■ **Short exercise A**:
Copy the records word for word, beginning at their first line and stopping after the line that contains "legend-band-5-10 — [42, 201, 59, 236]".
■ **Short exercise B**:
Write the next part of the passage on Japan's offshore wind development, picking up right after its final sentence.

In December of last year, Japan’s first commercial offshore wind farm came online, with a capacity of 140MW. It is, many hope, a sign of things to come. Blessed with a long coastline and around 90GW of bottom-fixed offshore wind resources, according to the Japan Wind Power Association, Japan is looking to dramatically grow the use of offshore wind as part of its energy transition.

There are now at least nine major projects being planned or developed in wind-rich offshore areas in central and northern Japan, and the government hopes to see 10GW under construction between now and 2030, and 30–45GW by 2040, a figure that would give the country the world’s third-largest offshore wind power fleet.

“Japan is a very attractive market for offshore wind investment, but in order to unlock that investment, it's crucial to have a road map which sketches out that volume in terms of how you will deploy and implement your target,” said Rebecca Williams, global head for offshore wind at the non-profit Global Wind Energy Council, at a March 2023 energy conference in Tokyo.

Williams and other energy analysts believe that offshore wind could play a key role in helping Japan, the world’s fifth-largest greenhouse gas emitter (sixth if you count the EU as a single entity), meet its 2050 carbon neutrality goals. However, in order to quickly ramp up and deploy offshore wind, they argue that the country needs to continue to set clear policies that incentivise foreign investment and collaboration. European companies could play a key role, with several, including the Danish company Ørsted and Norway’s Equinor, already setting up Japanese offices or doing joint ventures with Japanese companies.

■ **Input material**:
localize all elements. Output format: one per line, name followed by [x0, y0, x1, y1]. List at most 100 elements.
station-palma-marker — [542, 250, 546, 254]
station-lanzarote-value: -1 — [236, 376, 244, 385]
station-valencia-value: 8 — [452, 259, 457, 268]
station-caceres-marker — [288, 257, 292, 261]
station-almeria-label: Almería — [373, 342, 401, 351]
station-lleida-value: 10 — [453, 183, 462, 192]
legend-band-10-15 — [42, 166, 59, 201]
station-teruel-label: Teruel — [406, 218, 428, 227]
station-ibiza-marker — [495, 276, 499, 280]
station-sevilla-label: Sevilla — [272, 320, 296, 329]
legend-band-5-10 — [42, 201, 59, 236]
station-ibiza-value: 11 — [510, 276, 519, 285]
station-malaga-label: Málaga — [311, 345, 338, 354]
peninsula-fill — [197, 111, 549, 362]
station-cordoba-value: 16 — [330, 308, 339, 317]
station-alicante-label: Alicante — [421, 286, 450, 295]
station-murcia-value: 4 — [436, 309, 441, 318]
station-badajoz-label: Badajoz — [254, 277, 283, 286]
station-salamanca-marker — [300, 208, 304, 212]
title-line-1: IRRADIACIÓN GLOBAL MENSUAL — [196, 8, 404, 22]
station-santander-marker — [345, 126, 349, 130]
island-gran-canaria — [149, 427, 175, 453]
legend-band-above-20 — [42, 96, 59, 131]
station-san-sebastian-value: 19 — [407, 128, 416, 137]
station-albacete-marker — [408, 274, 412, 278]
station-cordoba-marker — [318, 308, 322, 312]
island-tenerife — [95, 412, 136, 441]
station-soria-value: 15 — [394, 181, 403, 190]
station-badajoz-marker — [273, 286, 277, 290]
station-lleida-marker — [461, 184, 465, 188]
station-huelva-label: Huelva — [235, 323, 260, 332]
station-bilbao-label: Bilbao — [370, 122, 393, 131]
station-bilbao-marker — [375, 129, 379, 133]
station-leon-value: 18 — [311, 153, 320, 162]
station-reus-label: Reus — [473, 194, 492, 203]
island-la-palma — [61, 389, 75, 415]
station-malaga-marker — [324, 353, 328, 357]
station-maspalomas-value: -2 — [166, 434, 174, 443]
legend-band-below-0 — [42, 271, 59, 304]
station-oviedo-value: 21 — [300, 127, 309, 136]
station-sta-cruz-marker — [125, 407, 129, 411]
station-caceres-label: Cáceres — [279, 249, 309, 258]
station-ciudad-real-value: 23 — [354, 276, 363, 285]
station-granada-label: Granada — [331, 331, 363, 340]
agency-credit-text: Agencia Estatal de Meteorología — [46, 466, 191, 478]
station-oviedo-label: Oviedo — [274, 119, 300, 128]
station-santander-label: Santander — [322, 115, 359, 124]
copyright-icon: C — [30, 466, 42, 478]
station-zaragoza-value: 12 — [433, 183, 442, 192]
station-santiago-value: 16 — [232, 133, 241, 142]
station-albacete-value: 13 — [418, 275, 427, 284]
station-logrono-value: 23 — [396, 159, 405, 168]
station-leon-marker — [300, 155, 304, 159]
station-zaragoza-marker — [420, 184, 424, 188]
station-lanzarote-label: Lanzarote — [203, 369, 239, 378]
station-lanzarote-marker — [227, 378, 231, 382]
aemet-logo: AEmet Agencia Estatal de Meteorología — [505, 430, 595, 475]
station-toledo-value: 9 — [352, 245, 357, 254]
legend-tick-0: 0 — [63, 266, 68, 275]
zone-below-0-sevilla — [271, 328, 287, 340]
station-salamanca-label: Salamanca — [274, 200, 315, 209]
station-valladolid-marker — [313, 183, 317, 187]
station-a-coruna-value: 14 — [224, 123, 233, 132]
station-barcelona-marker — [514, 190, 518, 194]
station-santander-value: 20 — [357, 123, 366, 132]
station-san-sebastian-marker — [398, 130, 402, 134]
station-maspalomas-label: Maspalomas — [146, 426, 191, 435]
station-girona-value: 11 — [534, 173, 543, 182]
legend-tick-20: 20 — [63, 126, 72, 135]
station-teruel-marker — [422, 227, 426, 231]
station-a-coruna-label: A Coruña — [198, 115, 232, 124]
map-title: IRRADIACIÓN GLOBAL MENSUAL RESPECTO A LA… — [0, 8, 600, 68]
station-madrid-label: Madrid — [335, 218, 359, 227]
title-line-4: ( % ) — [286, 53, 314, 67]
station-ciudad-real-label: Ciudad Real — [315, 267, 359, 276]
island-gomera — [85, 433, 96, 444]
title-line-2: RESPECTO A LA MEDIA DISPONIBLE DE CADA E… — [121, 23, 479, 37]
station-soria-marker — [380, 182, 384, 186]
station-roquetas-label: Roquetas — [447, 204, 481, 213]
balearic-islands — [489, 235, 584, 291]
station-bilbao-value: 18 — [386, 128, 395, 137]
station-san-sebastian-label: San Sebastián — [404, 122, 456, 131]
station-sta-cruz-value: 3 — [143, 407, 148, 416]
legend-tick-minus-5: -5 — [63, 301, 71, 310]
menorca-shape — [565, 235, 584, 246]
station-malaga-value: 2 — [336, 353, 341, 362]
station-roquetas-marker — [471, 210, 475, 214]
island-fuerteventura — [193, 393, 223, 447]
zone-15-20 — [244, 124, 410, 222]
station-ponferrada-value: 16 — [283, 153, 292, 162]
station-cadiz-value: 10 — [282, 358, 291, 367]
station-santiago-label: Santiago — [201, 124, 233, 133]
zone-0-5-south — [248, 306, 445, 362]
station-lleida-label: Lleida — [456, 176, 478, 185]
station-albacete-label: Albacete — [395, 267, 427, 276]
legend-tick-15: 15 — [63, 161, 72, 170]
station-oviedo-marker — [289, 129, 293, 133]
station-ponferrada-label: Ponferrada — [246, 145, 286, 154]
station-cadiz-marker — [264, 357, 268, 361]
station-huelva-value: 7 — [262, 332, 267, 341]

■ **Expected answer A**:
localize all elements. Output format: one per line, name followed by [x0, y0, x1, y1]. List at most 100 elements.
station-palma-marker — [542, 250, 546, 254]
station-lanzarote-value: -1 — [236, 376, 244, 385]
station-valencia-value: 8 — [452, 259, 457, 268]
station-caceres-marker — [288, 257, 292, 261]
station-almeria-label: Almería — [373, 342, 401, 351]
station-lleida-value: 10 — [453, 183, 462, 192]
legend-band-10-15 — [42, 166, 59, 201]
station-teruel-label: Teruel — [406, 218, 428, 227]
station-ibiza-marker — [495, 276, 499, 280]
station-sevilla-label: Sevilla — [272, 320, 296, 329]
legend-band-5-10 — [42, 201, 59, 236]

■ **Expected answer B**:
“We are hopeful and positive that offshore wind will be a driver for decarbonising Japan, as well as enabling more [inbound] investment, [local] supply chain growth, and being a contributor to energy security,” says Henriette Holm, the country manager for Ørsted Japan.

A burgeoning industry

As an archipelago, Japan has the world’s seventh-largest coastline and sixth-largest Exclusive Economic Zone, making offshore wind an attractive choice. Moreover, wind can fill a big gap, says Yoshinori Ueda, general manager for international affairs and communication at the Japan Wind Power Association, an industry group.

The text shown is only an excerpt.